**DIRECTIVE**
Reproduce the listing exactly and skip over any pictures.
====== RECORD SET
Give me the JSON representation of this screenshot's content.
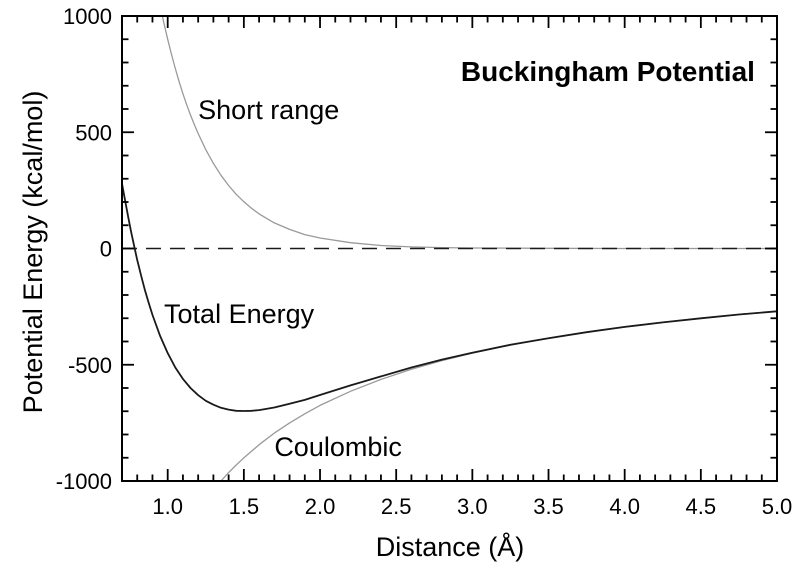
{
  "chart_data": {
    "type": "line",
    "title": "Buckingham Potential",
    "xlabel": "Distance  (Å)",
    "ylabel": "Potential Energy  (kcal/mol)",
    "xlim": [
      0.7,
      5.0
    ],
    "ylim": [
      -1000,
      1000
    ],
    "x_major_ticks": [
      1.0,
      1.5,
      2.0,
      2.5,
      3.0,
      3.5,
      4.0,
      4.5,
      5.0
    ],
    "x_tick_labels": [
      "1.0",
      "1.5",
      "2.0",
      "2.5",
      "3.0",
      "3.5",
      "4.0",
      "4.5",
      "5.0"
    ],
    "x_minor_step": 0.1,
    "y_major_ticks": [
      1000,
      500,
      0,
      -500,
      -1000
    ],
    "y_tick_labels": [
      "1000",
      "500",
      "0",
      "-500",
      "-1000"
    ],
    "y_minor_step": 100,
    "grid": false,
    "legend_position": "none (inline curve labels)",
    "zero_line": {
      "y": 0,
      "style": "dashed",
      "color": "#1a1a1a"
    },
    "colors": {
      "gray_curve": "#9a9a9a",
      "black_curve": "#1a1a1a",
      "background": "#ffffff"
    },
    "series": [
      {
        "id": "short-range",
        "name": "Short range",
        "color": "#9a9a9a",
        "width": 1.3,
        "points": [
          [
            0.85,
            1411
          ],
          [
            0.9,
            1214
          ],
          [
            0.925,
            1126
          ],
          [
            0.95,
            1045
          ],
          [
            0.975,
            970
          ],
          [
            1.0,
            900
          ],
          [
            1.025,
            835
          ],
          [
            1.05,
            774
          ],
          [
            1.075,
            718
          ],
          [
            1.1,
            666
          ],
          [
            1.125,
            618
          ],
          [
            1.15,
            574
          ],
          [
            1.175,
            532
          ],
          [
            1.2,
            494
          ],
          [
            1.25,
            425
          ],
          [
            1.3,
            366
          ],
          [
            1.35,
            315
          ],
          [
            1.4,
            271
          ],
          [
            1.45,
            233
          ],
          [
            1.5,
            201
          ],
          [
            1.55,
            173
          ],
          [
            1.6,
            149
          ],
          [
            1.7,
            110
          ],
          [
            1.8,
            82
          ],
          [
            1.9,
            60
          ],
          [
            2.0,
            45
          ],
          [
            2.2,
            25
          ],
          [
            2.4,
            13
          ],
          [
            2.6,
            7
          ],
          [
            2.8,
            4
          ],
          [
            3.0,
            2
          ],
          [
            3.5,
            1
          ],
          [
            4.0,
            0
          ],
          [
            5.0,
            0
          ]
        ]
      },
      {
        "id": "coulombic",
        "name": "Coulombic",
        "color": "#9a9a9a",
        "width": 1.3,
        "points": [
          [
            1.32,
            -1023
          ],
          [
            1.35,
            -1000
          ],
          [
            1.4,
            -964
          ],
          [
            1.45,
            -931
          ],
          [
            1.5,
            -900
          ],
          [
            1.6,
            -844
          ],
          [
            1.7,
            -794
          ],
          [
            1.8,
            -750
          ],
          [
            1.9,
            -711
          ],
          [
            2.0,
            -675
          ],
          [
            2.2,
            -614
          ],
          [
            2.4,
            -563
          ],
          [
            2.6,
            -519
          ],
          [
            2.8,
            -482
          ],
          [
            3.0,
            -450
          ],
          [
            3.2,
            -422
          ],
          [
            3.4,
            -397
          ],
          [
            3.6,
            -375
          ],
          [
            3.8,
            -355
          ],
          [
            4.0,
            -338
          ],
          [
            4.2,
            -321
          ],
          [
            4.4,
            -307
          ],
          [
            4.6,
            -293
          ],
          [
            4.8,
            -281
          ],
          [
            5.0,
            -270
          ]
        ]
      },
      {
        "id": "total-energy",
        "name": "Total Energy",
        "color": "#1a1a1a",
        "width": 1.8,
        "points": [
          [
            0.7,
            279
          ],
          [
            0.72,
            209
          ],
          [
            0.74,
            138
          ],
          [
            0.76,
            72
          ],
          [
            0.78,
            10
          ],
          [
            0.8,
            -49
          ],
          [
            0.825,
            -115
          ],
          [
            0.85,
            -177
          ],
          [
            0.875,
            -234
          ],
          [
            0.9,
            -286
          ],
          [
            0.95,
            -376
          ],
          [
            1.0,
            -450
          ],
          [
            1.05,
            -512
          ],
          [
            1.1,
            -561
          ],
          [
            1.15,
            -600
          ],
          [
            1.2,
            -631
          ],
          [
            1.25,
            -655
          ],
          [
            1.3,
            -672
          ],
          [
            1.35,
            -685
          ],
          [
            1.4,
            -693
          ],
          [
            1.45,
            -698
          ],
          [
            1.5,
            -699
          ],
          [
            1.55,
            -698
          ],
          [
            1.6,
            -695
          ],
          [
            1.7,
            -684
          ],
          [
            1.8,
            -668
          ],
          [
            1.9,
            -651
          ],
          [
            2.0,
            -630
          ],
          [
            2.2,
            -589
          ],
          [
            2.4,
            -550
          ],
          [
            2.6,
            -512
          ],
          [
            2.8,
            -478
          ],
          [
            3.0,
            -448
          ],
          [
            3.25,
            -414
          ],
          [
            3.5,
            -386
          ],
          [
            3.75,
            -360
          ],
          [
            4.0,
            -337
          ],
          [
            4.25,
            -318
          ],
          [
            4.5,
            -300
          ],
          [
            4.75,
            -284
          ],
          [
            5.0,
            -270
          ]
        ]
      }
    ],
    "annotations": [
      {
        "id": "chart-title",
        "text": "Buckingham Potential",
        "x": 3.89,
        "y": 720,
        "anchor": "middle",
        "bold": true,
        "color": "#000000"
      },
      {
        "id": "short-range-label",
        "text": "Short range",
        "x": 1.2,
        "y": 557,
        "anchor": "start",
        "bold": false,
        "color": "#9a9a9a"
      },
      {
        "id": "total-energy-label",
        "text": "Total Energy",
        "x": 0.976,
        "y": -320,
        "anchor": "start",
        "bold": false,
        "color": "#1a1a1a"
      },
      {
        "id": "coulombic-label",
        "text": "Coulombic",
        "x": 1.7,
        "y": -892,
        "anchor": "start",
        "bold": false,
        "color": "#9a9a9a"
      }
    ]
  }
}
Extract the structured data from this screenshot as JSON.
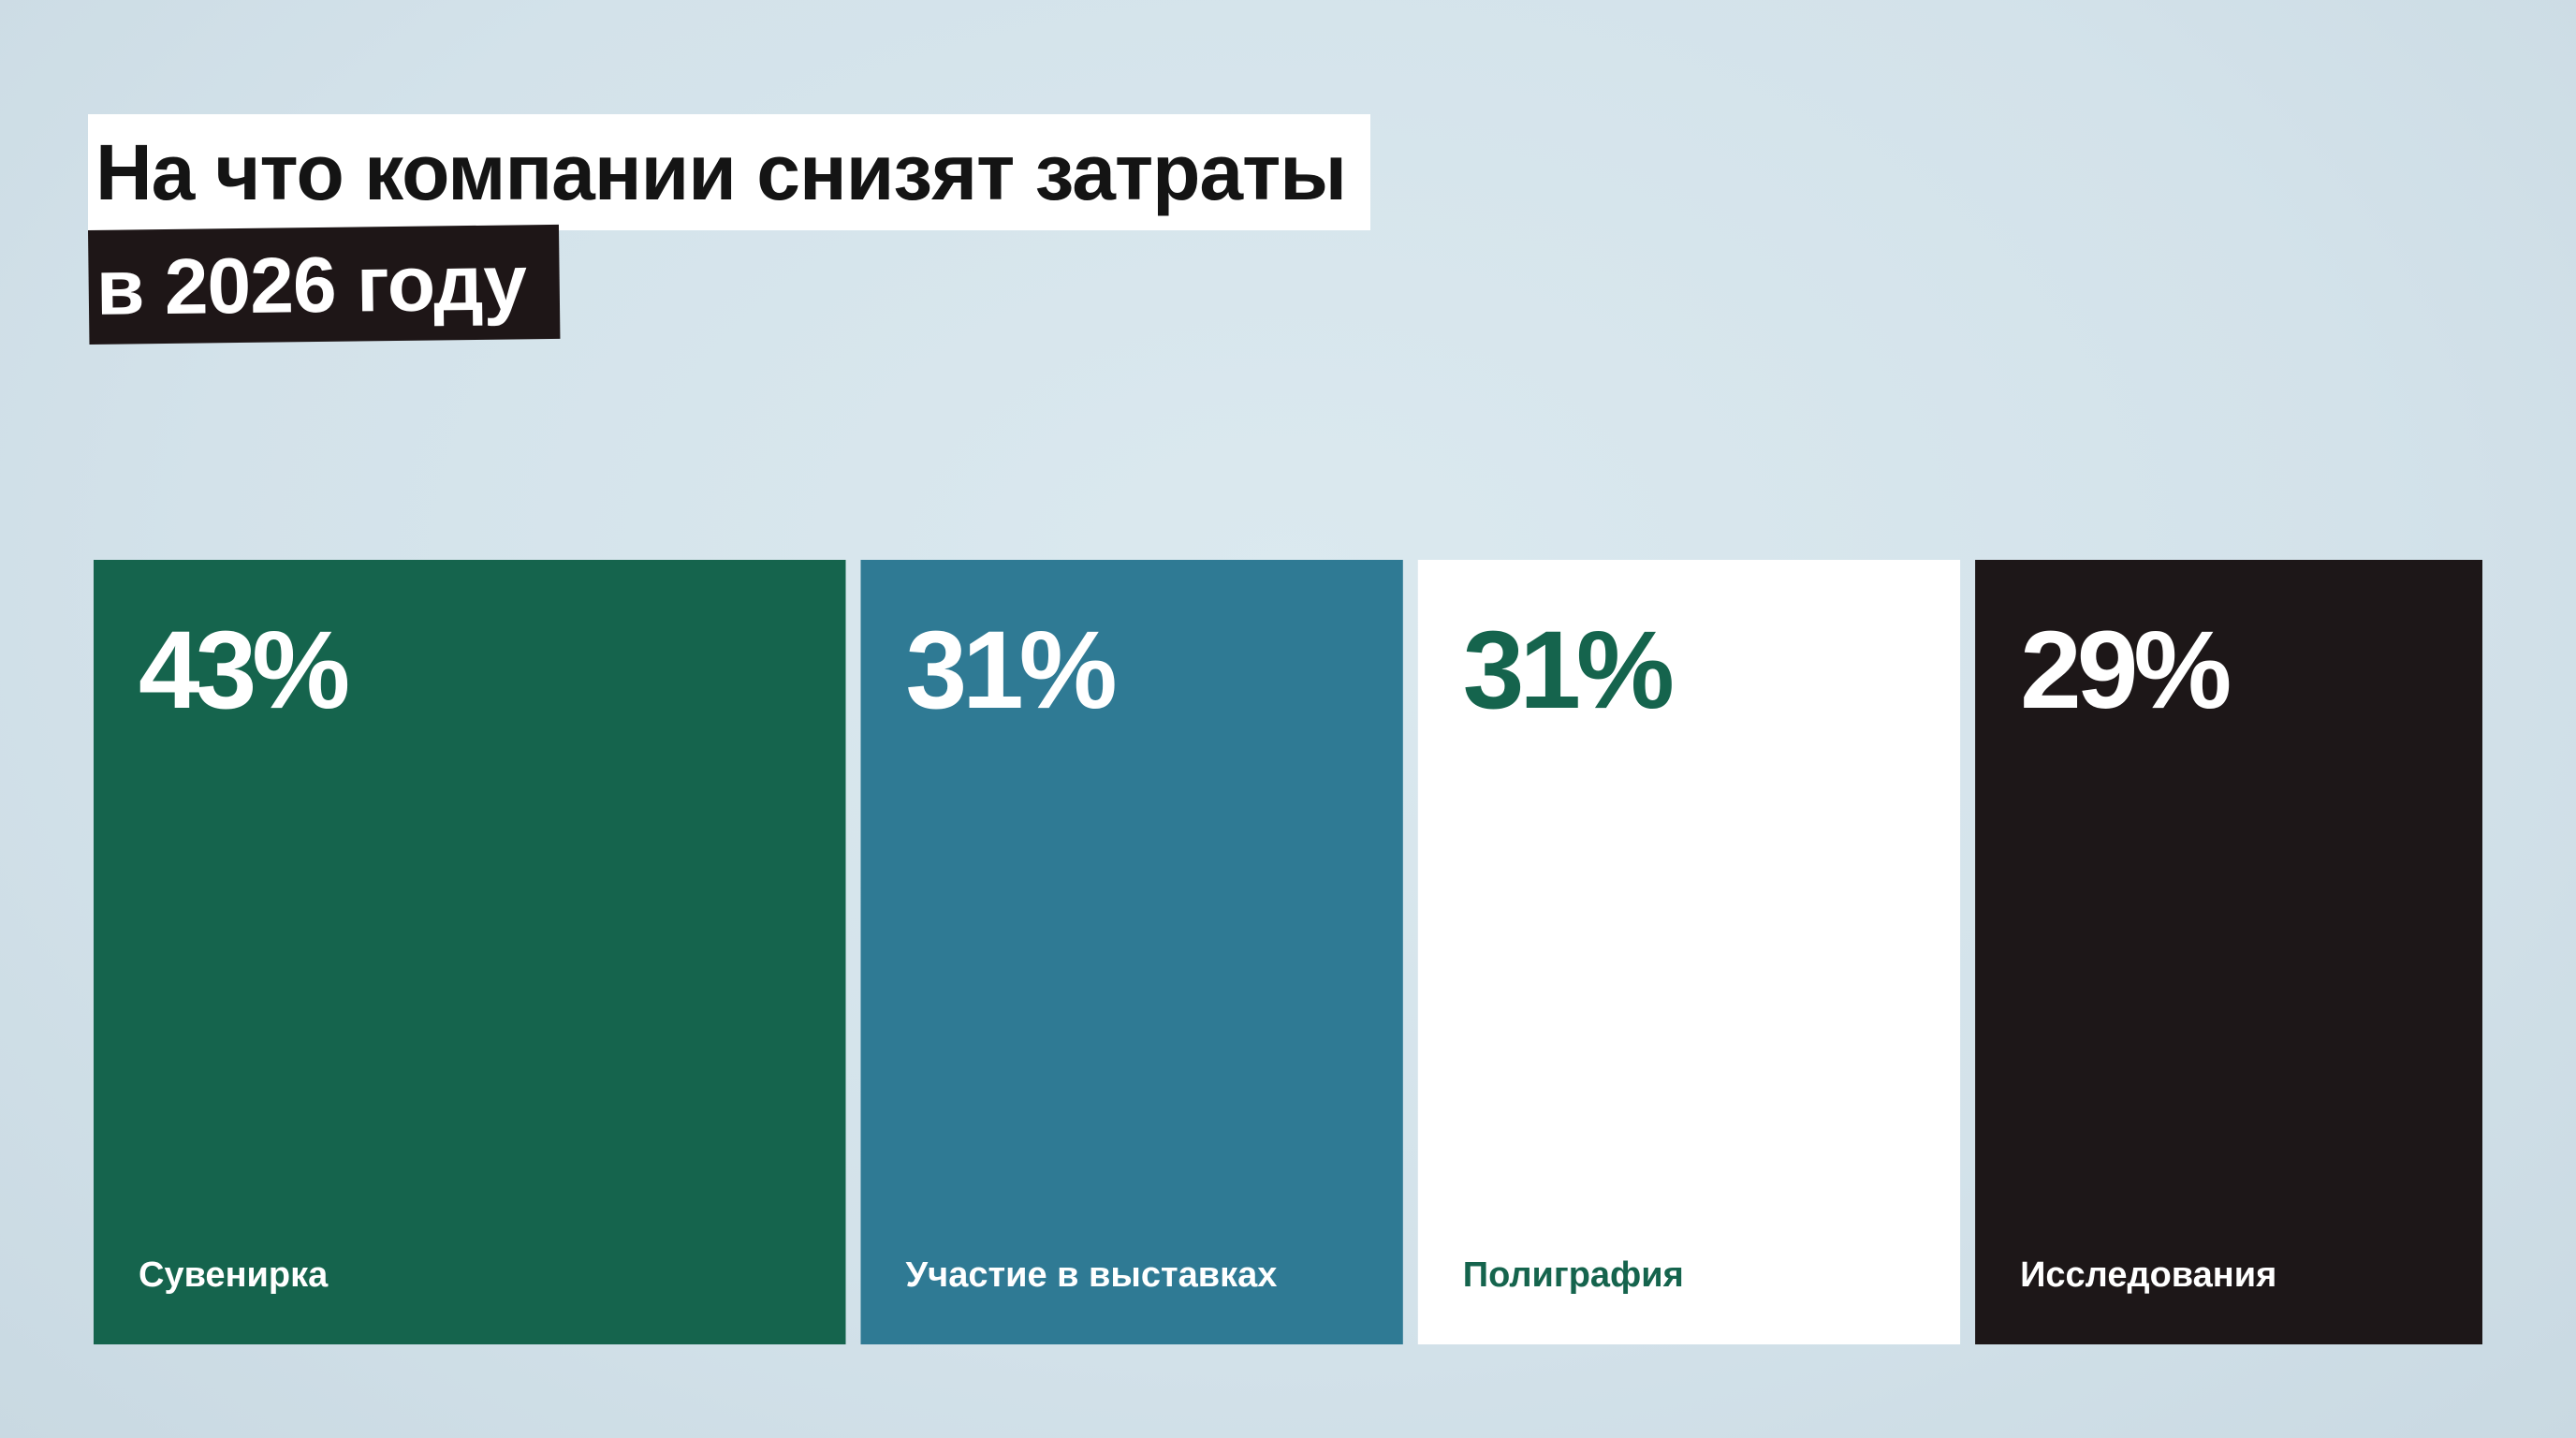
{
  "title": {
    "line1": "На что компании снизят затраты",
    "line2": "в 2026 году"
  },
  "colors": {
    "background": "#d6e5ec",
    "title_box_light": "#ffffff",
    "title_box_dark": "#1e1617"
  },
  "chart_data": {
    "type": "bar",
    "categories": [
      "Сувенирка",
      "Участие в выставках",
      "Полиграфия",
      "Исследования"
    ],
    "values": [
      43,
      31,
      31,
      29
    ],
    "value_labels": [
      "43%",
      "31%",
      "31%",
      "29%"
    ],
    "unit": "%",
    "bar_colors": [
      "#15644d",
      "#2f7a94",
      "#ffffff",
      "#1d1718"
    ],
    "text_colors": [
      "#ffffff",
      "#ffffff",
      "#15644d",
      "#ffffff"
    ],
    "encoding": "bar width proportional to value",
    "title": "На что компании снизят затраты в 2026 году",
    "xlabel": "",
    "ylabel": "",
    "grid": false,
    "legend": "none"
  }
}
============
**SOLVED EXERCISE**
Give me the JSON representation of this screenshot's content.
{
  "chart_data": {
    "type": "line",
    "title": "Buckingham Potential",
    "xlabel": "Distance  (Å)",
    "ylabel": "Potential Energy  (kcal/mol)",
    "xlim": [
      0.7,
      5.0
    ],
    "ylim": [
      -1000,
      1000
    ],
    "x_major_ticks": [
      1.0,
      1.5,
      2.0,
      2.5,
      3.0,
      3.5,
      4.0,
      4.5,
      5.0
    ],
    "x_tick_labels": [
      "1.0",
      "1.5",
      "2.0",
      "2.5",
      "3.0",
      "3.5",
      "4.0",
      "4.5",
      "5.0"
    ],
    "x_minor_step": 0.1,
    "y_major_ticks": [
      1000,
      500,
      0,
      -500,
      -1000
    ],
    "y_tick_labels": [
      "1000",
      "500",
      "0",
      "-500",
      "-1000"
    ],
    "y_minor_step": 100,
    "grid": false,
    "legend_position": "none (inline curve labels)",
    "zero_line": {
      "y": 0,
      "style": "dashed",
      "color": "#1a1a1a"
    },
    "colors": {
      "gray_curve": "#9a9a9a",
      "black_curve": "#1a1a1a",
      "background": "#ffffff"
    },
    "series": [
      {
        "id": "short-range",
        "name": "Short range",
        "color": "#9a9a9a",
        "width": 1.3,
        "points": [
          [
            0.85,
            1411
          ],
          [
            0.9,
            1214
          ],
          [
            0.925,
            1126
          ],
          [
            0.95,
            1045
          ],
          [
            0.975,
            970
          ],
          [
            1.0,
            900
          ],
          [
            1.025,
            835
          ],
          [
            1.05,
            774
          ],
          [
            1.075,
            718
          ],
          [
            1.1,
            666
          ],
          [
            1.125,
            618
          ],
          [
            1.15,
            574
          ],
          [
            1.175,
            532
          ],
          [
            1.2,
            494
          ],
          [
            1.25,
            425
          ],
          [
            1.3,
            366
          ],
          [
            1.35,
            315
          ],
          [
            1.4,
            271
          ],
          [
            1.45,
            233
          ],
          [
            1.5,
            201
          ],
          [
            1.55,
            173
          ],
          [
            1.6,
            149
          ],
          [
            1.7,
            110
          ],
          [
            1.8,
            82
          ],
          [
            1.9,
            60
          ],
          [
            2.0,
            45
          ],
          [
            2.2,
            25
          ],
          [
            2.4,
            13
          ],
          [
            2.6,
            7
          ],
          [
            2.8,
            4
          ],
          [
            3.0,
            2
          ],
          [
            3.5,
            1
          ],
          [
            4.0,
            0
          ],
          [
            5.0,
            0
          ]
        ]
      },
      {
        "id": "coulombic",
        "name": "Coulombic",
        "color": "#9a9a9a",
        "width": 1.3,
        "points": [
          [
            1.32,
            -1023
          ],
          [
            1.35,
            -1000
          ],
          [
            1.4,
            -964
          ],
          [
            1.45,
            -931
          ],
          [
            1.5,
            -900
          ],
          [
            1.6,
            -844
          ],
          [
            1.7,
            -794
          ],
          [
            1.8,
            -750
          ],
          [
            1.9,
            -711
          ],
          [
            2.0,
            -675
          ],
          [
            2.2,
            -614
          ],
          [
            2.4,
            -563
          ],
          [
            2.6,
            -519
          ],
          [
            2.8,
            -482
          ],
          [
            3.0,
            -450
          ],
          [
            3.2,
            -422
          ],
          [
            3.4,
            -397
          ],
          [
            3.6,
            -375
          ],
          [
            3.8,
            -355
          ],
          [
            4.0,
            -338
          ],
          [
            4.2,
            -321
          ],
          [
            4.4,
            -307
          ],
          [
            4.6,
            -293
          ],
          [
            4.8,
            -281
          ],
          [
            5.0,
            -270
          ]
        ]
      },
      {
        "id": "total-energy",
        "name": "Total Energy",
        "color": "#1a1a1a",
        "width": 1.8,
        "points": [
          [
            0.7,
            279
          ],
          [
            0.72,
            209
          ],
          [
            0.74,
            138
          ],
          [
            0.76,
            72
          ],
          [
            0.78,
            10
          ],
          [
            0.8,
            -49
          ],
          [
            0.825,
            -115
          ],
          [
            0.85,
            -177
          ],
          [
            0.875,
            -234
          ],
          [
            0.9,
            -286
          ],
          [
            0.95,
            -376
          ],
          [
            1.0,
            -450
          ],
          [
            1.05,
            -512
          ],
          [
            1.1,
            -561
          ],
          [
            1.15,
            -600
          ],
          [
            1.2,
            -631
          ],
          [
            1.25,
            -655
          ],
          [
            1.3,
            -672
          ],
          [
            1.35,
            -685
          ],
          [
            1.4,
            -693
          ],
          [
            1.45,
            -698
          ],
          [
            1.5,
            -699
          ],
          [
            1.55,
            -698
          ],
          [
            1.6,
            -695
          ],
          [
            1.7,
            -684
          ],
          [
            1.8,
            -668
          ],
          [
            1.9,
            -651
          ],
          [
            2.0,
            -630
          ],
          [
            2.2,
            -589
          ],
          [
            2.4,
            -550
          ],
          [
            2.6,
            -512
          ],
          [
            2.8,
            -478
          ],
          [
            3.0,
            -448
          ],
          [
            3.25,
            -414
          ],
          [
            3.5,
            -386
          ],
          [
            3.75,
            -360
          ],
          [
            4.0,
            -337
          ],
          [
            4.25,
            -318
          ],
          [
            4.5,
            -300
          ],
          [
            4.75,
            -284
          ],
          [
            5.0,
            -270
          ]
        ]
      }
    ],
    "annotations": [
      {
        "id": "chart-title",
        "text": "Buckingham Potential",
        "x": 3.89,
        "y": 720,
        "anchor": "middle",
        "bold": true,
        "color": "#000000"
      },
      {
        "id": "short-range-label",
        "text": "Short range",
        "x": 1.2,
        "y": 557,
        "anchor": "start",
        "bold": false,
        "color": "#9a9a9a"
      },
      {
        "id": "total-energy-label",
        "text": "Total Energy",
        "x": 0.976,
        "y": -320,
        "anchor": "start",
        "bold": false,
        "color": "#1a1a1a"
      },
      {
        "id": "coulombic-label",
        "text": "Coulombic",
        "x": 1.7,
        "y": -892,
        "anchor": "start",
        "bold": false,
        "color": "#9a9a9a"
      }
    ]
  }
}
Extract the structured data from this screenshot as JSON.
{
  "title": {
    "line1": "На что компании снизят затраты",
    "line2": "в 2026 году"
  },
  "colors": {
    "background": "#d6e5ec",
    "title_box_light": "#ffffff",
    "title_box_dark": "#1e1617"
  },
  "chart_data": {
    "type": "bar",
    "categories": [
      "Сувенирка",
      "Участие в выставках",
      "Полиграфия",
      "Исследования"
    ],
    "values": [
      43,
      31,
      31,
      29
    ],
    "value_labels": [
      "43%",
      "31%",
      "31%",
      "29%"
    ],
    "unit": "%",
    "bar_colors": [
      "#15644d",
      "#2f7a94",
      "#ffffff",
      "#1d1718"
    ],
    "text_colors": [
      "#ffffff",
      "#ffffff",
      "#15644d",
      "#ffffff"
    ],
    "encoding": "bar width proportional to value",
    "title": "На что компании снизят затраты в 2026 году",
    "xlabel": "",
    "ylabel": "",
    "grid": false,
    "legend": "none"
  }
}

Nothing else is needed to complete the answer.